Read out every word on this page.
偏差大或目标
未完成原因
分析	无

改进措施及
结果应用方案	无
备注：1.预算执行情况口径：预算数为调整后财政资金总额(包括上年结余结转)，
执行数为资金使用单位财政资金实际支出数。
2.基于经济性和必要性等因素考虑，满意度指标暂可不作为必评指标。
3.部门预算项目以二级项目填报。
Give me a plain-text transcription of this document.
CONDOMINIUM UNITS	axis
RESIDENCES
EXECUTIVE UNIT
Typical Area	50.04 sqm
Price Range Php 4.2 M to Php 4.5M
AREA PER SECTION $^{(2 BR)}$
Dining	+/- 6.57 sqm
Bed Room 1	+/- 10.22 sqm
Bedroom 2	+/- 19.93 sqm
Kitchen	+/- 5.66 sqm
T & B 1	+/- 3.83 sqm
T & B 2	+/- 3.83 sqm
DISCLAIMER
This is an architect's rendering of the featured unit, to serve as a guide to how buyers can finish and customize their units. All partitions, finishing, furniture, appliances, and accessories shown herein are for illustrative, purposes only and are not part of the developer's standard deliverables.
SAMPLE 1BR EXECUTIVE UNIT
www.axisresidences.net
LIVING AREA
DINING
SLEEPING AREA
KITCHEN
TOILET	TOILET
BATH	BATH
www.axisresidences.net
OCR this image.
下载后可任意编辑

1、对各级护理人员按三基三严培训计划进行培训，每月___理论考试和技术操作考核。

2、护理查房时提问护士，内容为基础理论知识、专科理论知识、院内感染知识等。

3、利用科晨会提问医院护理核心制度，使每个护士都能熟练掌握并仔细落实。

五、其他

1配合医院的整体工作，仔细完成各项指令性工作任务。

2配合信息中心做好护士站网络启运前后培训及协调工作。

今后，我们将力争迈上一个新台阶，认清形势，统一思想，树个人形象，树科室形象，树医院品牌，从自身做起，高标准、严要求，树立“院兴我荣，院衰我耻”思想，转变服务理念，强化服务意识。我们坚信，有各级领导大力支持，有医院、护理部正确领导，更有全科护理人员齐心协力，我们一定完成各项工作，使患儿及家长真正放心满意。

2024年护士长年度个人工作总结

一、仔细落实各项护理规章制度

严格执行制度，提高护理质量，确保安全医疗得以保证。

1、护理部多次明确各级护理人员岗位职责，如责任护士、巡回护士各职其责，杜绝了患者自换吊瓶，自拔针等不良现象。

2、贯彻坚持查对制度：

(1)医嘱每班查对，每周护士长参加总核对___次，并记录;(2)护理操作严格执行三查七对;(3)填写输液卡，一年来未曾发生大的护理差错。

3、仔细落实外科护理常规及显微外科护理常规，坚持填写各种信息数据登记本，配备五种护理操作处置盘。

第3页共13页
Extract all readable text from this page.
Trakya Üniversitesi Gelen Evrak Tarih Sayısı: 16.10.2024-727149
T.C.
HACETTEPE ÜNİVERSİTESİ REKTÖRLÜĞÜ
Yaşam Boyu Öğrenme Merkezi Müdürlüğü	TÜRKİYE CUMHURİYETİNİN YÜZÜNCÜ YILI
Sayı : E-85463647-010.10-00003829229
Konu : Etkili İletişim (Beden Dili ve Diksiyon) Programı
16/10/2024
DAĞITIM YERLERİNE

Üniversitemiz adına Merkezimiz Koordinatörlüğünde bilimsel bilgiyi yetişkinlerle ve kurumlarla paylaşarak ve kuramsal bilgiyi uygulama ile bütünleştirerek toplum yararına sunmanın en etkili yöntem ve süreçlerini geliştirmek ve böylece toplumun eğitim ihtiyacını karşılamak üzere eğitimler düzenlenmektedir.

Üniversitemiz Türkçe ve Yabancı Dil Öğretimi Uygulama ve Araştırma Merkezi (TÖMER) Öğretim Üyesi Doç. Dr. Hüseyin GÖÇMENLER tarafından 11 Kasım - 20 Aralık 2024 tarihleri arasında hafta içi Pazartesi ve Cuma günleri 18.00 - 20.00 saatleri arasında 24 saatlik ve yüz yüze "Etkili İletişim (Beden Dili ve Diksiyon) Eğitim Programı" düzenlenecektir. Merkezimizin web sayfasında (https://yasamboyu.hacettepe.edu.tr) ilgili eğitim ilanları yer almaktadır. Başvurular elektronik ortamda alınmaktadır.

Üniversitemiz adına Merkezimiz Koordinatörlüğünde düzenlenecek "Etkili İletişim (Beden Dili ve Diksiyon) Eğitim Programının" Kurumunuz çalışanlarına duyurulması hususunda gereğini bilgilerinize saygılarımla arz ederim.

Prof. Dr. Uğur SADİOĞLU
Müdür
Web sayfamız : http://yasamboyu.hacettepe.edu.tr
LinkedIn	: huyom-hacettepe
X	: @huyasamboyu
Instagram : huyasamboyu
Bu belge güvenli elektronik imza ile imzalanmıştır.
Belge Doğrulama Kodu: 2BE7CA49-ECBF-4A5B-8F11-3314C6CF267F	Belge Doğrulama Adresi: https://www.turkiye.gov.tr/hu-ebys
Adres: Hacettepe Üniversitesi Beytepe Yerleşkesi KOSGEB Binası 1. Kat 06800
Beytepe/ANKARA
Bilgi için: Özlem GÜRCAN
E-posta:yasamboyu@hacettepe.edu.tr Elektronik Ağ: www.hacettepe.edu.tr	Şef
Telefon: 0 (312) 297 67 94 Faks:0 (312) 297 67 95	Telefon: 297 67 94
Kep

SET PROBLEM — Output exactly the lines between the one containing "Extract all readable text from this page." and the final line above, both inclusive.

ANSWER FOR THIS EXERCISE —
Extract all readable text from this page.
Trakya Üniversitesi Gelen Evrak Tarih Sayısı: 16.10.2024-727149
T.C.
HACETTEPE ÜNİVERSİTESİ REKTÖRLÜĞÜ
Yaşam Boyu Öğrenme Merkezi Müdürlüğü	TÜRKİYE CUMHURİYETİNİN YÜZÜNCÜ YILI
Sayı : E-85463647-010.10-00003829229
Konu : Etkili İletişim (Beden Dili ve Diksiyon) Programı
16/10/2024
DAĞITIM YERLERİNE

Üniversitemiz adına Merkezimiz Koordinatörlüğünde bilimsel bilgiyi yetişkinlerle ve kurumlarla paylaşarak ve kuramsal bilgiyi uygulama ile bütünleştirerek toplum yararına sunmanın en etkili yöntem ve süreçlerini geliştirmek ve böylece toplumun eğitim ihtiyacını karşılamak üzere eğitimler düzenlenmektedir.

Üniversitemiz Türkçe ve Yabancı Dil Öğretimi Uygulama ve Araştırma Merkezi (TÖMER) Öğretim Üyesi Doç. Dr. Hüseyin GÖÇMENLER tarafından 11 Kasım - 20 Aralık 2024 tarihleri arasında hafta içi Pazartesi ve Cuma günleri 18.00 - 20.00 saatleri arasında 24 saatlik ve yüz yüze "Etkili İletişim (Beden Dili ve Diksiyon) Eğitim Programı" düzenlenecektir. Merkezimizin web sayfasında (https://yasamboyu.hacettepe.edu.tr) ilgili eğitim ilanları yer almaktadır. Başvurular elektronik ortamda alınmaktadır.

Üniversitemiz adına Merkezimiz Koordinatörlüğünde düzenlenecek "Etkili İletişim (Beden Dili ve Diksiyon) Eğitim Programının" Kurumunuz çalışanlarına duyurulması hususunda gereğini bilgilerinize saygılarımla arz ederim.

Prof. Dr. Uğur SADİOĞLU
Müdür
Web sayfamız : http://yasamboyu.hacettepe.edu.tr
LinkedIn	: huyom-hacettepe
X	: @huyasamboyu
Instagram : huyasamboyu
Bu belge güvenli elektronik imza ile imzalanmıştır.
Belge Doğrulama Kodu: 2BE7CA49-ECBF-4A5B-8F11-3314C6CF267F	Belge Doğrulama Adresi: https://www.turkiye.gov.tr/hu-ebys
Adres: Hacettepe Üniversitesi Beytepe Yerleşkesi KOSGEB Binası 1. Kat 06800
Beytepe/ANKARA
Bilgi için: Özlem GÜRCAN
E-posta:yasamboyu@hacettepe.edu.tr Elektronik Ağ: www.hacettepe.edu.tr	Şef
Telefon: 0 (312) 297 67 94 Faks:0 (312) 297 67 95	Telefon: 297 67 94
Kep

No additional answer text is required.